+++ Available records

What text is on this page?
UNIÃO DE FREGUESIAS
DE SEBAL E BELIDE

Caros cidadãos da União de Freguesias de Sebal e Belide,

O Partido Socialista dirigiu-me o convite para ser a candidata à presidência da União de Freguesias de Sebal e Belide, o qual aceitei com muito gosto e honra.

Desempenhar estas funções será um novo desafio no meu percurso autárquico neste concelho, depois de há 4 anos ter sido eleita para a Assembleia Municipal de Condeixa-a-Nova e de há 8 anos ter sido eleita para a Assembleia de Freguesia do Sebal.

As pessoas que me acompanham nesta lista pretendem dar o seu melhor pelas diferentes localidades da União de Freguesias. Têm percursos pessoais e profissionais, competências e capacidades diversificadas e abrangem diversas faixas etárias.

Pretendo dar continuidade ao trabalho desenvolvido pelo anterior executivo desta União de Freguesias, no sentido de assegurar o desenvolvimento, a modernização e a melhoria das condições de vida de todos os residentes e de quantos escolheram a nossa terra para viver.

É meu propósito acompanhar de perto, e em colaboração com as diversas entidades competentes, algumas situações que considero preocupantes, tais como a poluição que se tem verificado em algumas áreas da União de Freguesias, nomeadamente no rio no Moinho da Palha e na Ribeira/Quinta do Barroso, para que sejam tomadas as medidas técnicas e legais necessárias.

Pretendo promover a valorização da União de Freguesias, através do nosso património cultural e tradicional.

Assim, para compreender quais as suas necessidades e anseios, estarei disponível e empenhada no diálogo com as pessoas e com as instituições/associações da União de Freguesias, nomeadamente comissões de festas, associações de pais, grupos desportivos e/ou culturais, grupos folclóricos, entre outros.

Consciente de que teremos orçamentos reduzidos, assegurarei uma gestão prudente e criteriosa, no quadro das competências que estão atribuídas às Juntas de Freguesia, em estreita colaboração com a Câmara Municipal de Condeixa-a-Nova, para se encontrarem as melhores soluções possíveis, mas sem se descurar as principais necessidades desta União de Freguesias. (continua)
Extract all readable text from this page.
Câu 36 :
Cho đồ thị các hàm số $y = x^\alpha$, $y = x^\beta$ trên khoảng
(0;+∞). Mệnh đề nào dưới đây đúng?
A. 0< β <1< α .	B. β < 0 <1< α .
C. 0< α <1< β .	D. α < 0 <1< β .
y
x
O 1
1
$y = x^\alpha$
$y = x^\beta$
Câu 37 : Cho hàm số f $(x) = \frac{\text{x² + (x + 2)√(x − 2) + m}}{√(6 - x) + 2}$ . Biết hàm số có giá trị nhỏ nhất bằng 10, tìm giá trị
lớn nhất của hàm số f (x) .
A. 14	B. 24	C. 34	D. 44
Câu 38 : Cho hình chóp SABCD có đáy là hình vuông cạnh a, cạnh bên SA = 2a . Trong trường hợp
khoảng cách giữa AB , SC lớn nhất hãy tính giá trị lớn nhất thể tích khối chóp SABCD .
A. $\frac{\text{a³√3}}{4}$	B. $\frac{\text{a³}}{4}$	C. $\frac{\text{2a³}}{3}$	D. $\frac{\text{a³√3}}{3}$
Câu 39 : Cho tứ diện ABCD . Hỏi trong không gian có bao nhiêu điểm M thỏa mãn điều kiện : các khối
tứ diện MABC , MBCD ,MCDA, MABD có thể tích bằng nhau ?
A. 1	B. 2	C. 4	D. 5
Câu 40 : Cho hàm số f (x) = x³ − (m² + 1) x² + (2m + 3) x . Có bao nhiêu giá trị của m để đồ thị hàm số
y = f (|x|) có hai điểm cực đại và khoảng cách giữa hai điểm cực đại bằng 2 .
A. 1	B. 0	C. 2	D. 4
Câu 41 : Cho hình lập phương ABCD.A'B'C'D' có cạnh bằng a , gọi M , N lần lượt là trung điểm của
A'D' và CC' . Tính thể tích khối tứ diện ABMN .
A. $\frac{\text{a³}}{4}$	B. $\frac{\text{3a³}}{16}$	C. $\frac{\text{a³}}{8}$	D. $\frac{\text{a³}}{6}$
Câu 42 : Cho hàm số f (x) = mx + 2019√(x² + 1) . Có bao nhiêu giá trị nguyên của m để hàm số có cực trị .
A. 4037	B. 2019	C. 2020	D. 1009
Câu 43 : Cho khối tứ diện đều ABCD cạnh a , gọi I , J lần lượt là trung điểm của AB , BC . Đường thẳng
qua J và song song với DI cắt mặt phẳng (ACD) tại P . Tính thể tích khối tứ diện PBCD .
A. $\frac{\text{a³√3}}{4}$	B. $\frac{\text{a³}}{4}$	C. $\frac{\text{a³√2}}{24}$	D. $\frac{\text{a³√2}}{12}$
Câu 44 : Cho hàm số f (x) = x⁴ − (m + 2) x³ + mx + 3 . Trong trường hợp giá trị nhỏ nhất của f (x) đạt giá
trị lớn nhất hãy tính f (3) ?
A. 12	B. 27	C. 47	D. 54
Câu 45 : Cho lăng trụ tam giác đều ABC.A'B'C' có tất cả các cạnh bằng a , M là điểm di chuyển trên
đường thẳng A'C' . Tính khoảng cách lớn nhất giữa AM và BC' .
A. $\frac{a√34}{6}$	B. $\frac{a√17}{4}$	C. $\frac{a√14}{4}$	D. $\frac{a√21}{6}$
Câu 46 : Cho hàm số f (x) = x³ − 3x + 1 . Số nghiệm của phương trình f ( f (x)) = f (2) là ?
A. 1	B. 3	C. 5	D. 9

++++++

• [Instruction]
The records above are to be repeated exactly, in their entirety.

• [Finished answer]
What text is on this page?
UNIÃO DE FREGUESIAS
DE SEBAL E BELIDE

Caros cidadãos da União de Freguesias de Sebal e Belide,

O Partido Socialista dirigiu-me o convite para ser a candidata à presidência da União de Freguesias de Sebal e Belide, o qual aceitei com muito gosto e honra.

Desempenhar estas funções será um novo desafio no meu percurso autárquico neste concelho, depois de há 4 anos ter sido eleita para a Assembleia Municipal de Condeixa-a-Nova e de há 8 anos ter sido eleita para a Assembleia de Freguesia do Sebal.

As pessoas que me acompanham nesta lista pretendem dar o seu melhor pelas diferentes localidades da União de Freguesias. Têm percursos pessoais e profissionais, competências e capacidades diversificadas e abrangem diversas faixas etárias.

Pretendo dar continuidade ao trabalho desenvolvido pelo anterior executivo desta União de Freguesias, no sentido de assegurar o desenvolvimento, a modernização e a melhoria das condições de vida de todos os residentes e de quantos escolheram a nossa terra para viver.

É meu propósito acompanhar de perto, e em colaboração com as diversas entidades competentes, algumas situações que considero preocupantes, tais como a poluição que se tem verificado em algumas áreas da União de Freguesias, nomeadamente no rio no Moinho da Palha e na Ribeira/Quinta do Barroso, para que sejam tomadas as medidas técnicas e legais necessárias.

Pretendo promover a valorização da União de Freguesias, através do nosso património cultural e tradicional.

Assim, para compreender quais as suas necessidades e anseios, estarei disponível e empenhada no diálogo com as pessoas e com as instituições/associações da União de Freguesias, nomeadamente comissões de festas, associações de pais, grupos desportivos e/ou culturais, grupos folclóricos, entre outros.

Consciente de que teremos orçamentos reduzidos, assegurarei uma gestão prudente e criteriosa, no quadro das competências que estão atribuídas às Juntas de Freguesia, em estreita colaboração com a Câmara Municipal de Condeixa-a-Nova, para se encontrarem as melhores soluções possíveis, mas sem se descurar as principais necessidades desta União de Freguesias. (continua)
Extract all readable text from this page.
Câu 36 :
Cho đồ thị các hàm số $y = x^\alpha$, $y = x^\beta$ trên khoảng
(0;+∞). Mệnh đề nào dưới đây đúng?
A. 0< β <1< α .	B. β < 0 <1< α .
C. 0< α <1< β .	D. α < 0 <1< β .
y
x
O 1
1
$y = x^\alpha$
$y = x^\beta$
Câu 37 : Cho hàm số f $(x) = \frac{\text{x² + (x + 2)√(x − 2) + m}}{√(6 - x) + 2}$ . Biết hàm số có giá trị nhỏ nhất bằng 10, tìm giá trị
lớn nhất của hàm số f (x) .
A. 14	B. 24	C. 34	D. 44
Câu 38 : Cho hình chóp SABCD có đáy là hình vuông cạnh a, cạnh bên SA = 2a . Trong trường hợp
khoảng cách giữa AB , SC lớn nhất hãy tính giá trị lớn nhất thể tích khối chóp SABCD .
A. $\frac{\text{a³√3}}{4}$	B. $\frac{\text{a³}}{4}$	C. $\frac{\text{2a³}}{3}$	D. $\frac{\text{a³√3}}{3}$
Câu 39 : Cho tứ diện ABCD . Hỏi trong không gian có bao nhiêu điểm M thỏa mãn điều kiện : các khối
tứ diện MABC , MBCD ,MCDA, MABD có thể tích bằng nhau ?
A. 1	B. 2	C. 4	D. 5
Câu 40 : Cho hàm số f (x) = x³ − (m² + 1) x² + (2m + 3) x . Có bao nhiêu giá trị của m để đồ thị hàm số
y = f (|x|) có hai điểm cực đại và khoảng cách giữa hai điểm cực đại bằng 2 .
A. 1	B. 0	C. 2	D. 4
Câu 41 : Cho hình lập phương ABCD.A'B'C'D' có cạnh bằng a , gọi M , N lần lượt là trung điểm của
A'D' và CC' . Tính thể tích khối tứ diện ABMN .
A. $\frac{\text{a³}}{4}$	B. $\frac{\text{3a³}}{16}$	C. $\frac{\text{a³}}{8}$	D. $\frac{\text{a³}}{6}$
Câu 42 : Cho hàm số f (x) = mx + 2019√(x² + 1) . Có bao nhiêu giá trị nguyên của m để hàm số có cực trị .
A. 4037	B. 2019	C. 2020	D. 1009
Câu 43 : Cho khối tứ diện đều ABCD cạnh a , gọi I , J lần lượt là trung điểm của AB , BC . Đường thẳng
qua J và song song với DI cắt mặt phẳng (ACD) tại P . Tính thể tích khối tứ diện PBCD .
A. $\frac{\text{a³√3}}{4}$	B. $\frac{\text{a³}}{4}$	C. $\frac{\text{a³√2}}{24}$	D. $\frac{\text{a³√2}}{12}$
Câu 44 : Cho hàm số f (x) = x⁴ − (m + 2) x³ + mx + 3 . Trong trường hợp giá trị nhỏ nhất của f (x) đạt giá
trị lớn nhất hãy tính f (3) ?
A. 12	B. 27	C. 47	D. 54
Câu 45 : Cho lăng trụ tam giác đều ABC.A'B'C' có tất cả các cạnh bằng a , M là điểm di chuyển trên
đường thẳng A'C' . Tính khoảng cách lớn nhất giữa AM và BC' .
A. $\frac{a√34}{6}$	B. $\frac{a√17}{4}$	C. $\frac{a√14}{4}$	D. $\frac{a√21}{6}$
Câu 46 : Cho hàm số f (x) = x³ − 3x + 1 . Số nghiệm của phương trình f ( f (x)) = f (2) là ?
A. 1	B. 3	C. 5	D. 9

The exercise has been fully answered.